• _Given records_
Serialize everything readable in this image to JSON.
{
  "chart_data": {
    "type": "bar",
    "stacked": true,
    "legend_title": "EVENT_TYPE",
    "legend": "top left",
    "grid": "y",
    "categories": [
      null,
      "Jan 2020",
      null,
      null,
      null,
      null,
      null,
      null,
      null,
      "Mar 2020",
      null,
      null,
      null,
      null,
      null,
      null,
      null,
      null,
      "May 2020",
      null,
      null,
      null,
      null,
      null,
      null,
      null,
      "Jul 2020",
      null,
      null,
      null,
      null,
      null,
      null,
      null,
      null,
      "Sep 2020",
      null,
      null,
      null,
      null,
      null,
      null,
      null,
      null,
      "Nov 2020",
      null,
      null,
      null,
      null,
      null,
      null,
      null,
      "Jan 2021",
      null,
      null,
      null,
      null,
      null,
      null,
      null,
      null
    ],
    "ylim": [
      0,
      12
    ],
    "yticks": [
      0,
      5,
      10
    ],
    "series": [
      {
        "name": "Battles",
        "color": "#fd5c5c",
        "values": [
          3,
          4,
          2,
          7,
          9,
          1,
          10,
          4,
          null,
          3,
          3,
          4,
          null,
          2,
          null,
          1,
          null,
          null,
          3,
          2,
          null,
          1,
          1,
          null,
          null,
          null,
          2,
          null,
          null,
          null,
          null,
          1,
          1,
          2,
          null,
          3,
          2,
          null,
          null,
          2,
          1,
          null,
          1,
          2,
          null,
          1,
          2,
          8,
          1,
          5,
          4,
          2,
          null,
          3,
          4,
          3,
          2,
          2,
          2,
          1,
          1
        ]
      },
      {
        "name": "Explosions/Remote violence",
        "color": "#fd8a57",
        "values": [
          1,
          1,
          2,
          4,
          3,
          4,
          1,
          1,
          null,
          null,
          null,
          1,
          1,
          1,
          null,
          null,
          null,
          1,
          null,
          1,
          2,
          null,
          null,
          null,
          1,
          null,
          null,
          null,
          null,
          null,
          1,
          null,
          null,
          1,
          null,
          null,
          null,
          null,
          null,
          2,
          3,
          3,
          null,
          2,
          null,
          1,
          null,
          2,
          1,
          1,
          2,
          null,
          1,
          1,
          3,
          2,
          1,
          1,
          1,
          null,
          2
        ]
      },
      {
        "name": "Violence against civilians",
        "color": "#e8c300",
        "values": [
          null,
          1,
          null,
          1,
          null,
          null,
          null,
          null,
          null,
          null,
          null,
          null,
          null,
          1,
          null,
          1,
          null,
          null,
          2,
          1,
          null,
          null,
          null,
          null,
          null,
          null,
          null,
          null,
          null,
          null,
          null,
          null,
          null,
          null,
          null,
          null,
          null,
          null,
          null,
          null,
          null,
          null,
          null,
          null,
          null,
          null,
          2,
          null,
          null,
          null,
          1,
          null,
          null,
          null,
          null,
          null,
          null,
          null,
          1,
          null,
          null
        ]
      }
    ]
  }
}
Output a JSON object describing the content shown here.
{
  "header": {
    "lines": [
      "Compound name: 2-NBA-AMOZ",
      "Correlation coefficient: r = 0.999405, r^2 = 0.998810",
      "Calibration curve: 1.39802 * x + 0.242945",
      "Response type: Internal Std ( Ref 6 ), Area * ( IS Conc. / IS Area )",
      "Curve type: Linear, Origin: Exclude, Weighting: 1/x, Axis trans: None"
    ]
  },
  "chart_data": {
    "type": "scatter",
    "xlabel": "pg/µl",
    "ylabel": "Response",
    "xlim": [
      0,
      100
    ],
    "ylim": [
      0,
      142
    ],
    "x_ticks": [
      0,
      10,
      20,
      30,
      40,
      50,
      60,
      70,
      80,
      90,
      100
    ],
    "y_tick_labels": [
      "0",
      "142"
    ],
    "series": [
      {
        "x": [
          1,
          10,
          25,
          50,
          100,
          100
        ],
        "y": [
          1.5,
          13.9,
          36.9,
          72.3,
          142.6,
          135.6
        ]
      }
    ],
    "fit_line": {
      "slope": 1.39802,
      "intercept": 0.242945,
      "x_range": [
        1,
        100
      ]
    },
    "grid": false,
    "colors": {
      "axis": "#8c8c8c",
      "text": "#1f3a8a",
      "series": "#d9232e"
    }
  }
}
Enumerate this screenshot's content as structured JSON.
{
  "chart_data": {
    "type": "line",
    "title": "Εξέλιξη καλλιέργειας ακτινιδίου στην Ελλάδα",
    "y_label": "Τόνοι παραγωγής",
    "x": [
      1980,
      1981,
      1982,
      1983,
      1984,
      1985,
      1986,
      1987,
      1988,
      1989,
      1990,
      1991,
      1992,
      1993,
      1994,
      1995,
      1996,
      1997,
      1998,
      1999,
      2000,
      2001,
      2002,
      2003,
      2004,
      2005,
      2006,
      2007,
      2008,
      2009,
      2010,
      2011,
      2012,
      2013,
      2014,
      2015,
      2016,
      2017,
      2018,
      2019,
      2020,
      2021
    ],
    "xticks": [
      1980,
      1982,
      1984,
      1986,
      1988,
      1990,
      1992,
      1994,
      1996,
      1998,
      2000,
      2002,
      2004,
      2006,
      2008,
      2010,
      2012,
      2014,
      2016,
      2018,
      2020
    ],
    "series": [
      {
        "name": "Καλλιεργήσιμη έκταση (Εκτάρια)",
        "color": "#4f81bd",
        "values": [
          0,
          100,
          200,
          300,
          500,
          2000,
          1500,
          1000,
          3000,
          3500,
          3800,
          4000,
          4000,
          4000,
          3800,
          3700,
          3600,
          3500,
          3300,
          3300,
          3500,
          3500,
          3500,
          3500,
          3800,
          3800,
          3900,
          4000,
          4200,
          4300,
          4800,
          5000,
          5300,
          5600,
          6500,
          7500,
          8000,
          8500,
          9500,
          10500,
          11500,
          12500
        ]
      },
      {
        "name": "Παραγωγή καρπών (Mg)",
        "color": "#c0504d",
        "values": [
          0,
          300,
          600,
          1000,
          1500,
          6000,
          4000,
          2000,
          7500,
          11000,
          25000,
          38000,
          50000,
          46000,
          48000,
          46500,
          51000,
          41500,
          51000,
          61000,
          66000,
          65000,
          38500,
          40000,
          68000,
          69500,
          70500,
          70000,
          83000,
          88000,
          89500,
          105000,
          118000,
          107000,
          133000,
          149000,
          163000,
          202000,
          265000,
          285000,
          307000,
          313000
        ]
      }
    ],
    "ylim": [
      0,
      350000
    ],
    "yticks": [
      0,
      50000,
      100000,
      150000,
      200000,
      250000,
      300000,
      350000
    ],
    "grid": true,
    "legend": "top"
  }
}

• _Work to complete_
Retype every entry above, word for word.

• _Answer to the problem_
Serialize everything readable in this image to JSON.
{
  "chart_data": {
    "type": "bar",
    "stacked": true,
    "legend_title": "EVENT_TYPE",
    "legend": "top left",
    "grid": "y",
    "categories": [
      null,
      "Jan 2020",
      null,
      null,
      null,
      null,
      null,
      null,
      null,
      "Mar 2020",
      null,
      null,
      null,
      null,
      null,
      null,
      null,
      null,
      "May 2020",
      null,
      null,
      null,
      null,
      null,
      null,
      null,
      "Jul 2020",
      null,
      null,
      null,
      null,
      null,
      null,
      null,
      null,
      "Sep 2020",
      null,
      null,
      null,
      null,
      null,
      null,
      null,
      null,
      "Nov 2020",
      null,
      null,
      null,
      null,
      null,
      null,
      null,
      "Jan 2021",
      null,
      null,
      null,
      null,
      null,
      null,
      null,
      null
    ],
    "ylim": [
      0,
      12
    ],
    "yticks": [
      0,
      5,
      10
    ],
    "series": [
      {
        "name": "Battles",
        "color": "#fd5c5c",
        "values": [
          3,
          4,
          2,
          7,
          9,
          1,
          10,
          4,
          null,
          3,
          3,
          4,
          null,
          2,
          null,
          1,
          null,
          null,
          3,
          2,
          null,
          1,
          1,
          null,
          null,
          null,
          2,
          null,
          null,
          null,
          null,
          1,
          1,
          2,
          null,
          3,
          2,
          null,
          null,
          2,
          1,
          null,
          1,
          2,
          null,
          1,
          2,
          8,
          1,
          5,
          4,
          2,
          null,
          3,
          4,
          3,
          2,
          2,
          2,
          1,
          1
        ]
      },
      {
        "name": "Explosions/Remote violence",
        "color": "#fd8a57",
        "values": [
          1,
          1,
          2,
          4,
          3,
          4,
          1,
          1,
          null,
          null,
          null,
          1,
          1,
          1,
          null,
          null,
          null,
          1,
          null,
          1,
          2,
          null,
          null,
          null,
          1,
          null,
          null,
          null,
          null,
          null,
          1,
          null,
          null,
          1,
          null,
          null,
          null,
          null,
          null,
          2,
          3,
          3,
          null,
          2,
          null,
          1,
          null,
          2,
          1,
          1,
          2,
          null,
          1,
          1,
          3,
          2,
          1,
          1,
          1,
          null,
          2
        ]
      },
      {
        "name": "Violence against civilians",
        "color": "#e8c300",
        "values": [
          null,
          1,
          null,
          1,
          null,
          null,
          null,
          null,
          null,
          null,
          null,
          null,
          null,
          1,
          null,
          1,
          null,
          null,
          2,
          1,
          null,
          null,
          null,
          null,
          null,
          null,
          null,
          null,
          null,
          null,
          null,
          null,
          null,
          null,
          null,
          null,
          null,
          null,
          null,
          null,
          null,
          null,
          null,
          null,
          null,
          null,
          2,
          null,
          null,
          null,
          1,
          null,
          null,
          null,
          null,
          null,
          null,
          null,
          1,
          null,
          null
        ]
      }
    ]
  }
}
Output a JSON object describing the content shown here.
{
  "header": {
    "lines": [
      "Compound name: 2-NBA-AMOZ",
      "Correlation coefficient: r = 0.999405, r^2 = 0.998810",
      "Calibration curve: 1.39802 * x + 0.242945",
      "Response type: Internal Std ( Ref 6 ), Area * ( IS Conc. / IS Area )",
      "Curve type: Linear, Origin: Exclude, Weighting: 1/x, Axis trans: None"
    ]
  },
  "chart_data": {
    "type": "scatter",
    "xlabel": "pg/µl",
    "ylabel": "Response",
    "xlim": [
      0,
      100
    ],
    "ylim": [
      0,
      142
    ],
    "x_ticks": [
      0,
      10,
      20,
      30,
      40,
      50,
      60,
      70,
      80,
      90,
      100
    ],
    "y_tick_labels": [
      "0",
      "142"
    ],
    "series": [
      {
        "x": [
          1,
          10,
          25,
          50,
          100,
          100
        ],
        "y": [
          1.5,
          13.9,
          36.9,
          72.3,
          142.6,
          135.6
        ]
      }
    ],
    "fit_line": {
      "slope": 1.39802,
      "intercept": 0.242945,
      "x_range": [
        1,
        100
      ]
    },
    "grid": false,
    "colors": {
      "axis": "#8c8c8c",
      "text": "#1f3a8a",
      "series": "#d9232e"
    }
  }
}
Enumerate this screenshot's content as structured JSON.
{
  "chart_data": {
    "type": "line",
    "title": "Εξέλιξη καλλιέργειας ακτινιδίου στην Ελλάδα",
    "y_label": "Τόνοι παραγωγής",
    "x": [
      1980,
      1981,
      1982,
      1983,
      1984,
      1985,
      1986,
      1987,
      1988,
      1989,
      1990,
      1991,
      1992,
      1993,
      1994,
      1995,
      1996,
      1997,
      1998,
      1999,
      2000,
      2001,
      2002,
      2003,
      2004,
      2005,
      2006,
      2007,
      2008,
      2009,
      2010,
      2011,
      2012,
      2013,
      2014,
      2015,
      2016,
      2017,
      2018,
      2019,
      2020,
      2021
    ],
    "xticks": [
      1980,
      1982,
      1984,
      1986,
      1988,
      1990,
      1992,
      1994,
      1996,
      1998,
      2000,
      2002,
      2004,
      2006,
      2008,
      2010,
      2012,
      2014,
      2016,
      2018,
      2020
    ],
    "series": [
      {
        "name": "Καλλιεργήσιμη έκταση (Εκτάρια)",
        "color": "#4f81bd",
        "values": [
          0,
          100,
          200,
          300,
          500,
          2000,
          1500,
          1000,
          3000,
          3500,
          3800,
          4000,
          4000,
          4000,
          3800,
          3700,
          3600,
          3500,
          3300,
          3300,
          3500,
          3500,
          3500,
          3500,
          3800,
          3800,
          3900,
          4000,
          4200,
          4300,
          4800,
          5000,
          5300,
          5600,
          6500,
          7500,
          8000,
          8500,
          9500,
          10500,
          11500,
          12500
        ]
      },
      {
        "name": "Παραγωγή καρπών (Mg)",
        "color": "#c0504d",
        "values": [
          0,
          300,
          600,
          1000,
          1500,
          6000,
          4000,
          2000,
          7500,
          11000,
          25000,
          38000,
          50000,
          46000,
          48000,
          46500,
          51000,
          41500,
          51000,
          61000,
          66000,
          65000,
          38500,
          40000,
          68000,
          69500,
          70500,
          70000,
          83000,
          88000,
          89500,
          105000,
          118000,
          107000,
          133000,
          149000,
          163000,
          202000,
          265000,
          285000,
          307000,
          313000
        ]
      }
    ],
    "ylim": [
      0,
      350000
    ],
    "yticks": [
      0,
      50000,
      100000,
      150000,
      200000,
      250000,
      300000,
      350000
    ],
    "grid": true,
    "legend": "top"
  }
}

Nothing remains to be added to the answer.